[begin Material shown]
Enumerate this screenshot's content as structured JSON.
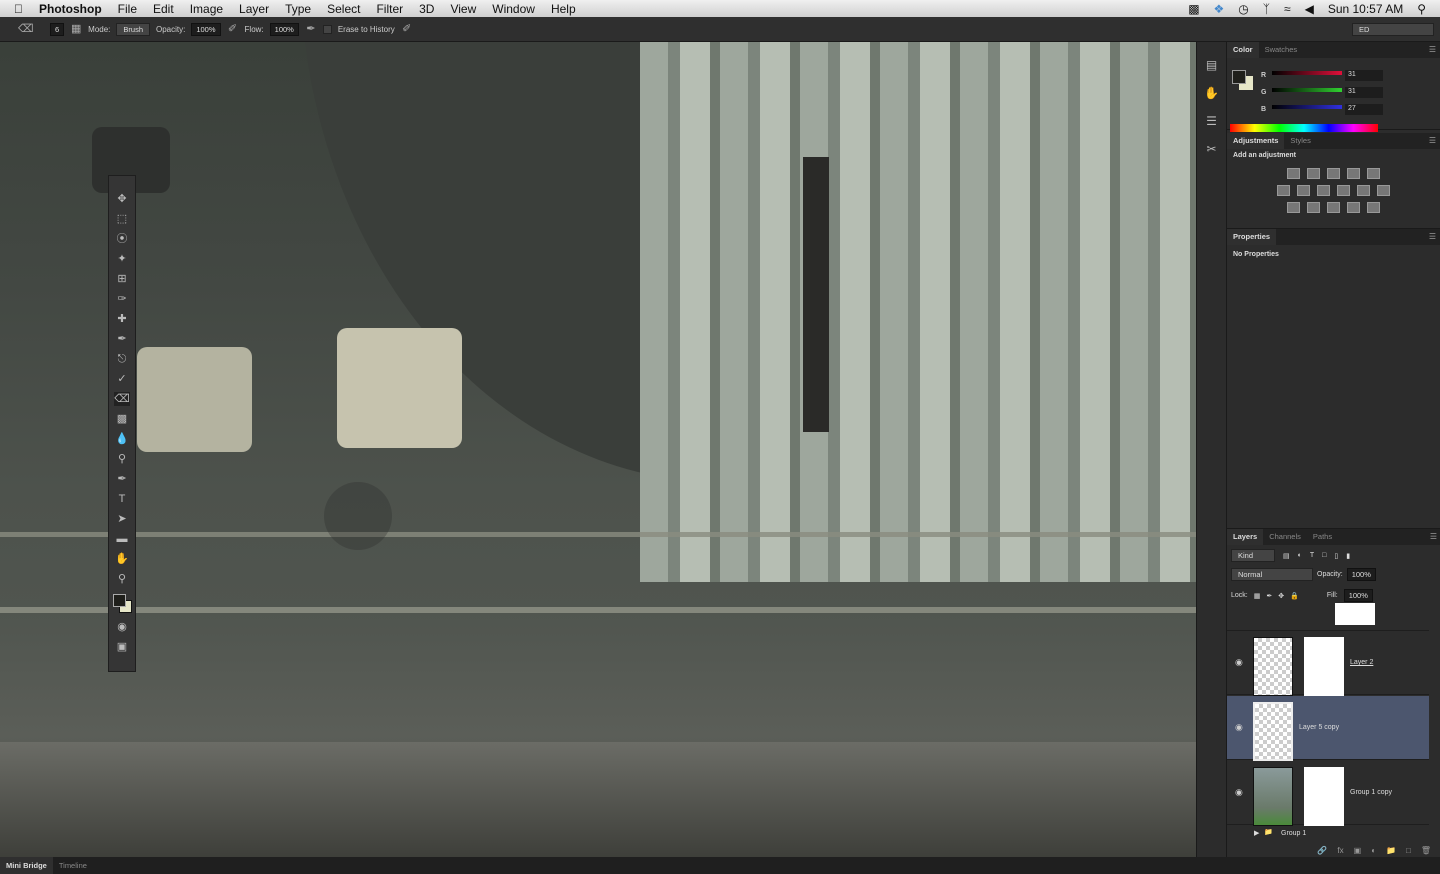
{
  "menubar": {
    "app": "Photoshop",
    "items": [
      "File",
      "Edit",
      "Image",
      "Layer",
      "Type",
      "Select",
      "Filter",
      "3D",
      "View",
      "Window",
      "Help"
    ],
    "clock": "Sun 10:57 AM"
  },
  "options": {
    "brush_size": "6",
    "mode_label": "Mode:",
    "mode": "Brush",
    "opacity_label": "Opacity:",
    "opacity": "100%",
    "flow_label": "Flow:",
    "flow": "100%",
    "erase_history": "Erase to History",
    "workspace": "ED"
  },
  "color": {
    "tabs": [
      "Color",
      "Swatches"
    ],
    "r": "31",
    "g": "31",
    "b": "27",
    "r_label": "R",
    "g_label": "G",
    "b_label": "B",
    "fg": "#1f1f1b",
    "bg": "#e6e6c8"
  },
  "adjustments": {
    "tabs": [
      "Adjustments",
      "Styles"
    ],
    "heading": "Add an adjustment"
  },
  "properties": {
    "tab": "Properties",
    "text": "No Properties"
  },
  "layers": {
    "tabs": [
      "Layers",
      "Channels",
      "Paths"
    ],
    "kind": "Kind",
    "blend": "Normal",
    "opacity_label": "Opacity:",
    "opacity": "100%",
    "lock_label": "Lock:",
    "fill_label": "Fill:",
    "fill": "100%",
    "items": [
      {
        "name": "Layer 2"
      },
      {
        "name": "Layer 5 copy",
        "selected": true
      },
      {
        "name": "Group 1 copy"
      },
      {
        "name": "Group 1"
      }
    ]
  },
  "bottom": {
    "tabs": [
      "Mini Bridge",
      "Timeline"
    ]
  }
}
[end Material shown]
[begin Material shown]
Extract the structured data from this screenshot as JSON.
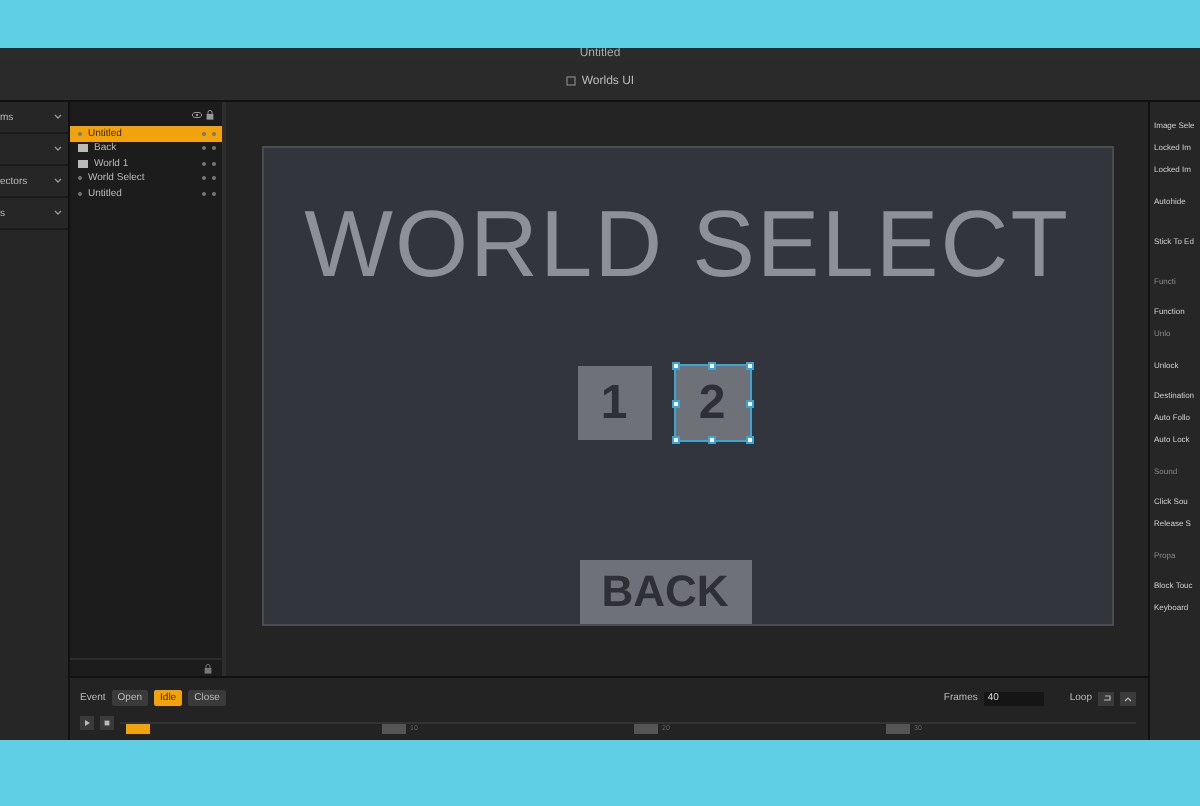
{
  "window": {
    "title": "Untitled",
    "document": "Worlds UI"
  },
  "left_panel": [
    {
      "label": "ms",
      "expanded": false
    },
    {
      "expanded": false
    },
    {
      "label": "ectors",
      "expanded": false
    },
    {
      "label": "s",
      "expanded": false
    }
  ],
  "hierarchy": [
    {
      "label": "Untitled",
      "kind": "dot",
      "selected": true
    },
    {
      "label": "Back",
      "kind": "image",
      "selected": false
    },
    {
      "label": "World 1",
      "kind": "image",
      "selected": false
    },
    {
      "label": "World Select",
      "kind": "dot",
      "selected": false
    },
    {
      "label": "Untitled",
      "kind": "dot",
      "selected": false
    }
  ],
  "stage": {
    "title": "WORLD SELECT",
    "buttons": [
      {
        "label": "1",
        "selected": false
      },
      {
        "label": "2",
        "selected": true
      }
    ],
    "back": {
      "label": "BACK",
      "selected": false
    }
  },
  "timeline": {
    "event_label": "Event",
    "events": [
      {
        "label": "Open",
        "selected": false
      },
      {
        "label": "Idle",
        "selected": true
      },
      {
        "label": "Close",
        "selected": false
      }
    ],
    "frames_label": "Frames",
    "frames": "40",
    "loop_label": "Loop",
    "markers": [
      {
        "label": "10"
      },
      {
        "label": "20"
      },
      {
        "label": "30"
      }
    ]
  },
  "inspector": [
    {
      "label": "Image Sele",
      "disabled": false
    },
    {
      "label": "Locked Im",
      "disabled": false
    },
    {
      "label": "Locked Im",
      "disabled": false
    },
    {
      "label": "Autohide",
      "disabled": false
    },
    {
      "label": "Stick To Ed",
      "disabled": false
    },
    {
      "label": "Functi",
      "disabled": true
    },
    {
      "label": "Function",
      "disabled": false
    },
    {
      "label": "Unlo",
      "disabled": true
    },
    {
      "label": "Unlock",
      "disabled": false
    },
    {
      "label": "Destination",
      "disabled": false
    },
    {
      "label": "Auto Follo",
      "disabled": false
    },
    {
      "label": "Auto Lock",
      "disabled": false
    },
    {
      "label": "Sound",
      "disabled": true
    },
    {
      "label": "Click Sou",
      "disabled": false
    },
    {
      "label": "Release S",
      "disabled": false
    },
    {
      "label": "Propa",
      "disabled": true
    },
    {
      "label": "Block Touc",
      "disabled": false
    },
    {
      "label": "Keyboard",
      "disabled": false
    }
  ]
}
[end Material shown]
_Work required_
Each line that has the word "this" should be copied.

_Written solution_
Enumerate this screenshot's content as structured JSON.
Extract the structured data from this screenshot as JSON.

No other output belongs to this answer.